The request: From the listing below, select every line where the word "Number" appears.
======== Data rows
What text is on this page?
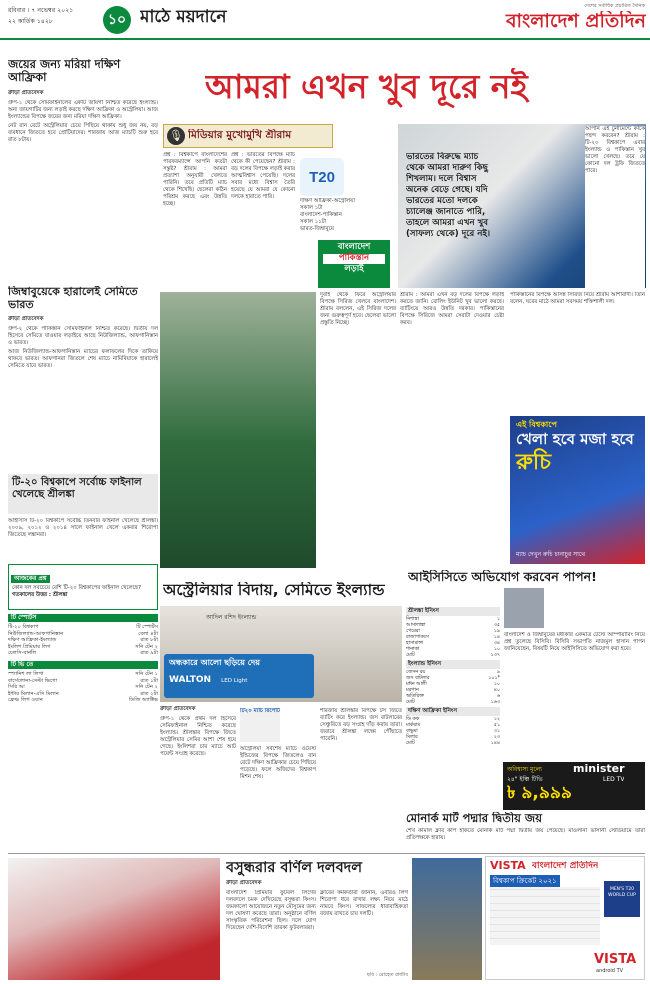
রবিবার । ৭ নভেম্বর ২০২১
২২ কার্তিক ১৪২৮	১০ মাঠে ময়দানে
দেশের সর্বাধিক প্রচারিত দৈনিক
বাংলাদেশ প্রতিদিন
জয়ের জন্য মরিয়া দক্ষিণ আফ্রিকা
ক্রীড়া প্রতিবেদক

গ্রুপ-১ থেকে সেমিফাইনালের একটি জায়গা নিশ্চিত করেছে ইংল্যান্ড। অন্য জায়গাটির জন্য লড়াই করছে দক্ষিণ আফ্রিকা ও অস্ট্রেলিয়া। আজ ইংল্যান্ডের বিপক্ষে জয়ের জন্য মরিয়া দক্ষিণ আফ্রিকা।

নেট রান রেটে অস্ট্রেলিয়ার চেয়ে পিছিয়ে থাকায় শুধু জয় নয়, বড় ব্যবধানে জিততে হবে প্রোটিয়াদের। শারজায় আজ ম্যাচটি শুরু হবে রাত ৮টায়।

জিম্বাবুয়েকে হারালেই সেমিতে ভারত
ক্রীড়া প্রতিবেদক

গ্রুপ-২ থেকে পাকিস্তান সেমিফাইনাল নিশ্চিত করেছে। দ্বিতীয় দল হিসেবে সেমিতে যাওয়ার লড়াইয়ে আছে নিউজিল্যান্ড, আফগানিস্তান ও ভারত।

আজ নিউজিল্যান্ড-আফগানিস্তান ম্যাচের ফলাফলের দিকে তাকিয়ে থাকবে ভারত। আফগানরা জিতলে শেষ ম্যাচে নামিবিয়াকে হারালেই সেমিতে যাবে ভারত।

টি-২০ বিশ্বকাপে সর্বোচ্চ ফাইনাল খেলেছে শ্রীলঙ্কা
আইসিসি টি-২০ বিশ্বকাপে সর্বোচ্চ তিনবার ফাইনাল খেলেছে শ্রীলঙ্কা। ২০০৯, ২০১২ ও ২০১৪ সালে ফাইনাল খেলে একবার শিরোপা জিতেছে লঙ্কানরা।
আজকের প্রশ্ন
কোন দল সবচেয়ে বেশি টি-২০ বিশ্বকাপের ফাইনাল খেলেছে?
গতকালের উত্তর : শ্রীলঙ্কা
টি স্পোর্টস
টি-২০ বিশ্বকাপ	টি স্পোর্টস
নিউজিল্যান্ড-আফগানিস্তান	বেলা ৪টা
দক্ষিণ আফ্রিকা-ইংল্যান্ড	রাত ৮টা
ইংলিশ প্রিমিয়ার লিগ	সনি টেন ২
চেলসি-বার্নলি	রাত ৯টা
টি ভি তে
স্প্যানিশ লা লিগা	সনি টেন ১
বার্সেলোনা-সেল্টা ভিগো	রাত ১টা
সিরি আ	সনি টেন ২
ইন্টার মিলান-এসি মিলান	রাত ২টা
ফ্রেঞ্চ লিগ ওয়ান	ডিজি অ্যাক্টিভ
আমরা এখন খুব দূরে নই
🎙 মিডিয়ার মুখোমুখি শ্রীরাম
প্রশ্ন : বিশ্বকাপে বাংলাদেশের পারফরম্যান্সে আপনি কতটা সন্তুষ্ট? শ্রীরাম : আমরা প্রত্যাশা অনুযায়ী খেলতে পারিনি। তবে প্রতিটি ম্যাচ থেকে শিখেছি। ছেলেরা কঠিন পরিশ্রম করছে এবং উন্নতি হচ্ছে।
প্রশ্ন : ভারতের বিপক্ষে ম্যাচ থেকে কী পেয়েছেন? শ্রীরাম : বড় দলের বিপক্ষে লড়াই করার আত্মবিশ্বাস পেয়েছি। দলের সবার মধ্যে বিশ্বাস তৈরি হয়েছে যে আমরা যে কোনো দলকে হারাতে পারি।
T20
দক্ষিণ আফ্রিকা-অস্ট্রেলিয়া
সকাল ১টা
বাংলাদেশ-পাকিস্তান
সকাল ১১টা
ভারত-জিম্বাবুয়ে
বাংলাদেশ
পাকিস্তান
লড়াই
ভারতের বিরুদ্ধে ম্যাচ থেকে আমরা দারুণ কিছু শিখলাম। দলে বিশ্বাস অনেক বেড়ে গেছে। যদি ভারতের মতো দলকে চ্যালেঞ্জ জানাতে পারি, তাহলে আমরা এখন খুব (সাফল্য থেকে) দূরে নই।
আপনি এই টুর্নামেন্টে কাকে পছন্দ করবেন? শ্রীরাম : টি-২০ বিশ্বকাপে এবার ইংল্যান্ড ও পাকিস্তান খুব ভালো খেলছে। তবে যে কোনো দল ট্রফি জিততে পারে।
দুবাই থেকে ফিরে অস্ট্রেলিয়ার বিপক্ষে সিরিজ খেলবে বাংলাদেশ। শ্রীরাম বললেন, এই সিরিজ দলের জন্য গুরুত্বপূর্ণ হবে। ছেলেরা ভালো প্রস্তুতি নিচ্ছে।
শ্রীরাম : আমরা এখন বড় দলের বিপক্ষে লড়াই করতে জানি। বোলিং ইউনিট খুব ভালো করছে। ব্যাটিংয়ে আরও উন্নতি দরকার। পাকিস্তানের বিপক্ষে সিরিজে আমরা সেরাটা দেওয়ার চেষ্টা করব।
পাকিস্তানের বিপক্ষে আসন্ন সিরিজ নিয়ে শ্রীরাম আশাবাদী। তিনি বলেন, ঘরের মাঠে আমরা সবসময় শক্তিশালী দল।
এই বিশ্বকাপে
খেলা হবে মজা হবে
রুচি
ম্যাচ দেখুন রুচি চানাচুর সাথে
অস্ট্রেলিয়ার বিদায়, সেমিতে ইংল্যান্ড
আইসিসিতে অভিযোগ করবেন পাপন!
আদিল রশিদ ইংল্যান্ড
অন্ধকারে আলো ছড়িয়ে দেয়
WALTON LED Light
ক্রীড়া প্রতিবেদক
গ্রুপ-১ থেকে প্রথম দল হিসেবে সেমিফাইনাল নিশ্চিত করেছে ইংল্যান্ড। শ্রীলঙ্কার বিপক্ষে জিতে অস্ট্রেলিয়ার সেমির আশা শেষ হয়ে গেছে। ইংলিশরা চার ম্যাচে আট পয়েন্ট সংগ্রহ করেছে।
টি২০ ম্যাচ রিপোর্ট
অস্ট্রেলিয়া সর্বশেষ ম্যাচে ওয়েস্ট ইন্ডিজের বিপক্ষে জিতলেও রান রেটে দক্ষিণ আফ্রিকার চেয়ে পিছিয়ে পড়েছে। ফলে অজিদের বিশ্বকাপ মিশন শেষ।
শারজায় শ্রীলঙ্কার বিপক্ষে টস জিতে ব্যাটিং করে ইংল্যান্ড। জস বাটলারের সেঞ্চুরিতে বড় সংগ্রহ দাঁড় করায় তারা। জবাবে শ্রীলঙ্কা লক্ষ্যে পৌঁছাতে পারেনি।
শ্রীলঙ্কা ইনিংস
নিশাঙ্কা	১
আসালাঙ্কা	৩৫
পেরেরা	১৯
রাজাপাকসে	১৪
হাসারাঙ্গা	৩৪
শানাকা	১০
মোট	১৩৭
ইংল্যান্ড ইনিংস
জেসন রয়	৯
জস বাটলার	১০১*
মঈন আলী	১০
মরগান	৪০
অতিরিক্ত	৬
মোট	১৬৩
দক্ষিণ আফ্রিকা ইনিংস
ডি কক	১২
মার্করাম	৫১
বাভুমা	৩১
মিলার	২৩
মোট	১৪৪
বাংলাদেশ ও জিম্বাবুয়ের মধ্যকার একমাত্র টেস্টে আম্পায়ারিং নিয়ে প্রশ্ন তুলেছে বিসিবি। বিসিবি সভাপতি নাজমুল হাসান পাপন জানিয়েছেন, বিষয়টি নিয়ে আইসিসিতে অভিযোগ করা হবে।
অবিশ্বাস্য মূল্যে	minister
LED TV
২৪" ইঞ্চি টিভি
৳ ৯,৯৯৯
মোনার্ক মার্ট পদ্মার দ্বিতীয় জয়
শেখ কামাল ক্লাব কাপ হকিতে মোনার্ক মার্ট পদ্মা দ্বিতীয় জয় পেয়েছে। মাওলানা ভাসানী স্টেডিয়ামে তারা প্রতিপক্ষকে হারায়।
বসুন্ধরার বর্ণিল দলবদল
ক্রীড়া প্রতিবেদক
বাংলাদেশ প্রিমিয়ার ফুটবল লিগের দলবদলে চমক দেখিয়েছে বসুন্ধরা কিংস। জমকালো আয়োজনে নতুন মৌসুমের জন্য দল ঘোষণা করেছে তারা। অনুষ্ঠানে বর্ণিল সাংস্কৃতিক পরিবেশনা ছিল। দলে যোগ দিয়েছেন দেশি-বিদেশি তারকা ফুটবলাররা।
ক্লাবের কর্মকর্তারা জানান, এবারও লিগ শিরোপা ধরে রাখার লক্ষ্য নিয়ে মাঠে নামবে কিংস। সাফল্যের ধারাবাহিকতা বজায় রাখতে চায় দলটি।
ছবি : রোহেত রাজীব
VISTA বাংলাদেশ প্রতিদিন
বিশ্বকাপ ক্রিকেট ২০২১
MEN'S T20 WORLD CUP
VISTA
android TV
================
======== Data rows
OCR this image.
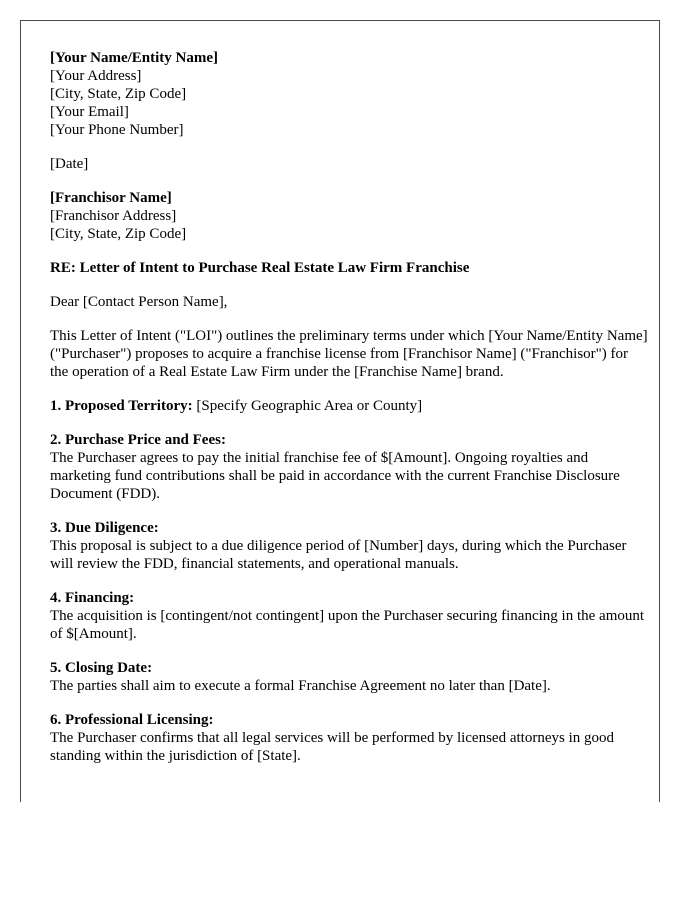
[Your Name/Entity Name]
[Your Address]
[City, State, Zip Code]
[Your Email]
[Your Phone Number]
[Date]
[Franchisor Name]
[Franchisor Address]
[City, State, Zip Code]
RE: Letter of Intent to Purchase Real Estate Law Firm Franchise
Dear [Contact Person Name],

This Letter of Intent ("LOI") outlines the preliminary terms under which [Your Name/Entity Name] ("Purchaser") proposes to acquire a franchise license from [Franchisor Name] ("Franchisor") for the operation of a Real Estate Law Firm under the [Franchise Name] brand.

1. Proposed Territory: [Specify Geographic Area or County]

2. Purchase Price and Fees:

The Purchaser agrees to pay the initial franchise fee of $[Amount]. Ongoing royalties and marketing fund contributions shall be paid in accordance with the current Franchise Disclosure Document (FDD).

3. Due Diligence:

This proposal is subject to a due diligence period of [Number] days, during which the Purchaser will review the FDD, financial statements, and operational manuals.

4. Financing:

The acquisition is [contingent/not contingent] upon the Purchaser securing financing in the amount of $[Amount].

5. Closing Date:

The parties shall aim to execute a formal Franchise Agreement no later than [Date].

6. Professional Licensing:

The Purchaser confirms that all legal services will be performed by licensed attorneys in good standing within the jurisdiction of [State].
================
Result:
[Your Phone Number]
This proposal is subject to a due diligence period of [Number] days, during which the Purchaser will review the FDD, financial statements, and operational manuals.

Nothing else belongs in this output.